-------- Listed entries --------

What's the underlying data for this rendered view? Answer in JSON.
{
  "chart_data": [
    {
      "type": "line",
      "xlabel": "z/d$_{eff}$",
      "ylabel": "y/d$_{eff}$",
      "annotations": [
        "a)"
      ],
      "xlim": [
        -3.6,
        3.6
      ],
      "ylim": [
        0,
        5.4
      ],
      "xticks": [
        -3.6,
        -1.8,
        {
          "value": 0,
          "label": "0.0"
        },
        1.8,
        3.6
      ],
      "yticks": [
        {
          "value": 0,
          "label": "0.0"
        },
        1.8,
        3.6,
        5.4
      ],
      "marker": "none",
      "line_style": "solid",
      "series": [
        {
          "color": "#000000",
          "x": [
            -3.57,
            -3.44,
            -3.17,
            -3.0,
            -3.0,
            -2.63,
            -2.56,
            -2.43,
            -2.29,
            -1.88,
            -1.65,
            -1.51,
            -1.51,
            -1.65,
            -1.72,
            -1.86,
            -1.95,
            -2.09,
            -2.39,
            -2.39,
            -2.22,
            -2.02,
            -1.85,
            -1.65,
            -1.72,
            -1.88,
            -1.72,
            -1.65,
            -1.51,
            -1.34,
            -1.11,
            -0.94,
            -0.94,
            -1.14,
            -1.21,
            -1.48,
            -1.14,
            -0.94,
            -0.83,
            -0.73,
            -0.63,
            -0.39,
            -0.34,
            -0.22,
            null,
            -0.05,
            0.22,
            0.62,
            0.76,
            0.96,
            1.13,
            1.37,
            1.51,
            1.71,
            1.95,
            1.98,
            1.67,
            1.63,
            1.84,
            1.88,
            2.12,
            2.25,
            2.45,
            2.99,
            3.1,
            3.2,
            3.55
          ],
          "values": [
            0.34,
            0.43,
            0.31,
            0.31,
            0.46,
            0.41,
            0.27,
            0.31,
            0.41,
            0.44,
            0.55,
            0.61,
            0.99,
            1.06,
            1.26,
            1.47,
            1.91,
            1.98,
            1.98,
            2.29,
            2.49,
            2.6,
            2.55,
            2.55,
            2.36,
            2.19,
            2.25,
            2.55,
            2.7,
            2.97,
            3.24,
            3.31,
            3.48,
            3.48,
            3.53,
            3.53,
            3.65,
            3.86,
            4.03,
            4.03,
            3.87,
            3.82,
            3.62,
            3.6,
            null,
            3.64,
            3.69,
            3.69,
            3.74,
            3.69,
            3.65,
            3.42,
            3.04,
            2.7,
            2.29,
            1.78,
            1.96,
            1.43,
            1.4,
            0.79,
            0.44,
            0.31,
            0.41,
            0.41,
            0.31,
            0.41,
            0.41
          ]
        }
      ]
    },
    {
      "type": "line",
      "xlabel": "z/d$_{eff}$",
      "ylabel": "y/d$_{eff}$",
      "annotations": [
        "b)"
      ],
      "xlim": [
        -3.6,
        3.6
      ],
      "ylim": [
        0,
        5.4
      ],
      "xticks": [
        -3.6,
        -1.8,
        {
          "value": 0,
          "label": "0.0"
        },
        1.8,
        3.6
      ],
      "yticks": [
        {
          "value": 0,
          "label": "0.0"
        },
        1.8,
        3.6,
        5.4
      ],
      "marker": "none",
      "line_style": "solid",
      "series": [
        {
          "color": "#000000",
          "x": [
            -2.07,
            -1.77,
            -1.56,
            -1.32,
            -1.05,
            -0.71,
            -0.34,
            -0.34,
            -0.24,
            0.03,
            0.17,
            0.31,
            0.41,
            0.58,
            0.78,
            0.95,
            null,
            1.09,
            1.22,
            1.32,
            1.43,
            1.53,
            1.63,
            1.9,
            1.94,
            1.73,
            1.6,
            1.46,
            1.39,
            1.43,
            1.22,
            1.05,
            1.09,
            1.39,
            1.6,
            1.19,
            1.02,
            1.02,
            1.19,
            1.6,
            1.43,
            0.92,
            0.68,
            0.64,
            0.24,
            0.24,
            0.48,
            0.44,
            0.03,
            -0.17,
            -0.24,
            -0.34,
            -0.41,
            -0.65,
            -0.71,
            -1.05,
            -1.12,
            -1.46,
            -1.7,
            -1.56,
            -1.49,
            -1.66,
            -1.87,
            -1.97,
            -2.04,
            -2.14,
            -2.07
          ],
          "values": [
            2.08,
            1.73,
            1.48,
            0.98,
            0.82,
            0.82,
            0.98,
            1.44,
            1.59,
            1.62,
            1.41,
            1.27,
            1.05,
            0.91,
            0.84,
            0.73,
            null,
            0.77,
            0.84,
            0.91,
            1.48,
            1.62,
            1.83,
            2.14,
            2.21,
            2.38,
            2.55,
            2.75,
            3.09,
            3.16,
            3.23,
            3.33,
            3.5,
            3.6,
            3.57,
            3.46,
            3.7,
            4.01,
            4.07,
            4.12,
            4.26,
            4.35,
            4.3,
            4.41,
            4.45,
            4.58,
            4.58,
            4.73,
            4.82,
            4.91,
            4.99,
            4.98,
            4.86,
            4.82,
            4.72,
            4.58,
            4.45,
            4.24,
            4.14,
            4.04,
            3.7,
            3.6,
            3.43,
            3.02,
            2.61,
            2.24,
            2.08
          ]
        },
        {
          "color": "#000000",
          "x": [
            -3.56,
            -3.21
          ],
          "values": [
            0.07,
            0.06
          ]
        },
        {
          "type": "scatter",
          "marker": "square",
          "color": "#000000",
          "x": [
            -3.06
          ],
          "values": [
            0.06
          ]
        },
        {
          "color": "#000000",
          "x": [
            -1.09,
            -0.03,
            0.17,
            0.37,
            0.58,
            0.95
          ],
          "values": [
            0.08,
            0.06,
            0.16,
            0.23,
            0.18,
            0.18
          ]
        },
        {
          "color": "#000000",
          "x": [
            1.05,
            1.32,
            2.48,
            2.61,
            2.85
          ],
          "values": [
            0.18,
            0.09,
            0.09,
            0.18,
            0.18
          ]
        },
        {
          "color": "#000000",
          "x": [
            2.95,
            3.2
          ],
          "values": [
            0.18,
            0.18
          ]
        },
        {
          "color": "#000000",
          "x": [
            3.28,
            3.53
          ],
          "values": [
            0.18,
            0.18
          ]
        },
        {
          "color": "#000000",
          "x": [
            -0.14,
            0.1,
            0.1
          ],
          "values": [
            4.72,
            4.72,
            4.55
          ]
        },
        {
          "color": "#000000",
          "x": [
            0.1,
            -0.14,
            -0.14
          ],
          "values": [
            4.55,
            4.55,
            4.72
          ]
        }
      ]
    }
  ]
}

--------

Requirements – Print all of the entries exactly as they appear.

Complete output –
What's the underlying data for this rendered view? Answer in JSON.
{
  "chart_data": [
    {
      "type": "line",
      "xlabel": "z/d$_{eff}$",
      "ylabel": "y/d$_{eff}$",
      "annotations": [
        "a)"
      ],
      "xlim": [
        -3.6,
        3.6
      ],
      "ylim": [
        0,
        5.4
      ],
      "xticks": [
        -3.6,
        -1.8,
        {
          "value": 0,
          "label": "0.0"
        },
        1.8,
        3.6
      ],
      "yticks": [
        {
          "value": 0,
          "label": "0.0"
        },
        1.8,
        3.6,
        5.4
      ],
      "marker": "none",
      "line_style": "solid",
      "series": [
        {
          "color": "#000000",
          "x": [
            -3.57,
            -3.44,
            -3.17,
            -3.0,
            -3.0,
            -2.63,
            -2.56,
            -2.43,
            -2.29,
            -1.88,
            -1.65,
            -1.51,
            -1.51,
            -1.65,
            -1.72,
            -1.86,
            -1.95,
            -2.09,
            -2.39,
            -2.39,
            -2.22,
            -2.02,
            -1.85,
            -1.65,
            -1.72,
            -1.88,
            -1.72,
            -1.65,
            -1.51,
            -1.34,
            -1.11,
            -0.94,
            -0.94,
            -1.14,
            -1.21,
            -1.48,
            -1.14,
            -0.94,
            -0.83,
            -0.73,
            -0.63,
            -0.39,
            -0.34,
            -0.22,
            null,
            -0.05,
            0.22,
            0.62,
            0.76,
            0.96,
            1.13,
            1.37,
            1.51,
            1.71,
            1.95,
            1.98,
            1.67,
            1.63,
            1.84,
            1.88,
            2.12,
            2.25,
            2.45,
            2.99,
            3.1,
            3.2,
            3.55
          ],
          "values": [
            0.34,
            0.43,
            0.31,
            0.31,
            0.46,
            0.41,
            0.27,
            0.31,
            0.41,
            0.44,
            0.55,
            0.61,
            0.99,
            1.06,
            1.26,
            1.47,
            1.91,
            1.98,
            1.98,
            2.29,
            2.49,
            2.6,
            2.55,
            2.55,
            2.36,
            2.19,
            2.25,
            2.55,
            2.7,
            2.97,
            3.24,
            3.31,
            3.48,
            3.48,
            3.53,
            3.53,
            3.65,
            3.86,
            4.03,
            4.03,
            3.87,
            3.82,
            3.62,
            3.6,
            null,
            3.64,
            3.69,
            3.69,
            3.74,
            3.69,
            3.65,
            3.42,
            3.04,
            2.7,
            2.29,
            1.78,
            1.96,
            1.43,
            1.4,
            0.79,
            0.44,
            0.31,
            0.41,
            0.41,
            0.31,
            0.41,
            0.41
          ]
        }
      ]
    },
    {
      "type": "line",
      "xlabel": "z/d$_{eff}$",
      "ylabel": "y/d$_{eff}$",
      "annotations": [
        "b)"
      ],
      "xlim": [
        -3.6,
        3.6
      ],
      "ylim": [
        0,
        5.4
      ],
      "xticks": [
        -3.6,
        -1.8,
        {
          "value": 0,
          "label": "0.0"
        },
        1.8,
        3.6
      ],
      "yticks": [
        {
          "value": 0,
          "label": "0.0"
        },
        1.8,
        3.6,
        5.4
      ],
      "marker": "none",
      "line_style": "solid",
      "series": [
        {
          "color": "#000000",
          "x": [
            -2.07,
            -1.77,
            -1.56,
            -1.32,
            -1.05,
            -0.71,
            -0.34,
            -0.34,
            -0.24,
            0.03,
            0.17,
            0.31,
            0.41,
            0.58,
            0.78,
            0.95,
            null,
            1.09,
            1.22,
            1.32,
            1.43,
            1.53,
            1.63,
            1.9,
            1.94,
            1.73,
            1.6,
            1.46,
            1.39,
            1.43,
            1.22,
            1.05,
            1.09,
            1.39,
            1.6,
            1.19,
            1.02,
            1.02,
            1.19,
            1.6,
            1.43,
            0.92,
            0.68,
            0.64,
            0.24,
            0.24,
            0.48,
            0.44,
            0.03,
            -0.17,
            -0.24,
            -0.34,
            -0.41,
            -0.65,
            -0.71,
            -1.05,
            -1.12,
            -1.46,
            -1.7,
            -1.56,
            -1.49,
            -1.66,
            -1.87,
            -1.97,
            -2.04,
            -2.14,
            -2.07
          ],
          "values": [
            2.08,
            1.73,
            1.48,
            0.98,
            0.82,
            0.82,
            0.98,
            1.44,
            1.59,
            1.62,
            1.41,
            1.27,
            1.05,
            0.91,
            0.84,
            0.73,
            null,
            0.77,
            0.84,
            0.91,
            1.48,
            1.62,
            1.83,
            2.14,
            2.21,
            2.38,
            2.55,
            2.75,
            3.09,
            3.16,
            3.23,
            3.33,
            3.5,
            3.6,
            3.57,
            3.46,
            3.7,
            4.01,
            4.07,
            4.12,
            4.26,
            4.35,
            4.3,
            4.41,
            4.45,
            4.58,
            4.58,
            4.73,
            4.82,
            4.91,
            4.99,
            4.98,
            4.86,
            4.82,
            4.72,
            4.58,
            4.45,
            4.24,
            4.14,
            4.04,
            3.7,
            3.6,
            3.43,
            3.02,
            2.61,
            2.24,
            2.08
          ]
        },
        {
          "color": "#000000",
          "x": [
            -3.56,
            -3.21
          ],
          "values": [
            0.07,
            0.06
          ]
        },
        {
          "type": "scatter",
          "marker": "square",
          "color": "#000000",
          "x": [
            -3.06
          ],
          "values": [
            0.06
          ]
        },
        {
          "color": "#000000",
          "x": [
            -1.09,
            -0.03,
            0.17,
            0.37,
            0.58,
            0.95
          ],
          "values": [
            0.08,
            0.06,
            0.16,
            0.23,
            0.18,
            0.18
          ]
        },
        {
          "color": "#000000",
          "x": [
            1.05,
            1.32,
            2.48,
            2.61,
            2.85
          ],
          "values": [
            0.18,
            0.09,
            0.09,
            0.18,
            0.18
          ]
        },
        {
          "color": "#000000",
          "x": [
            2.95,
            3.2
          ],
          "values": [
            0.18,
            0.18
          ]
        },
        {
          "color": "#000000",
          "x": [
            3.28,
            3.53
          ],
          "values": [
            0.18,
            0.18
          ]
        },
        {
          "color": "#000000",
          "x": [
            -0.14,
            0.1,
            0.1
          ],
          "values": [
            4.72,
            4.72,
            4.55
          ]
        },
        {
          "color": "#000000",
          "x": [
            0.1,
            -0.14,
            -0.14
          ],
          "values": [
            4.55,
            4.55,
            4.72
          ]
        }
      ]
    }
  ]
}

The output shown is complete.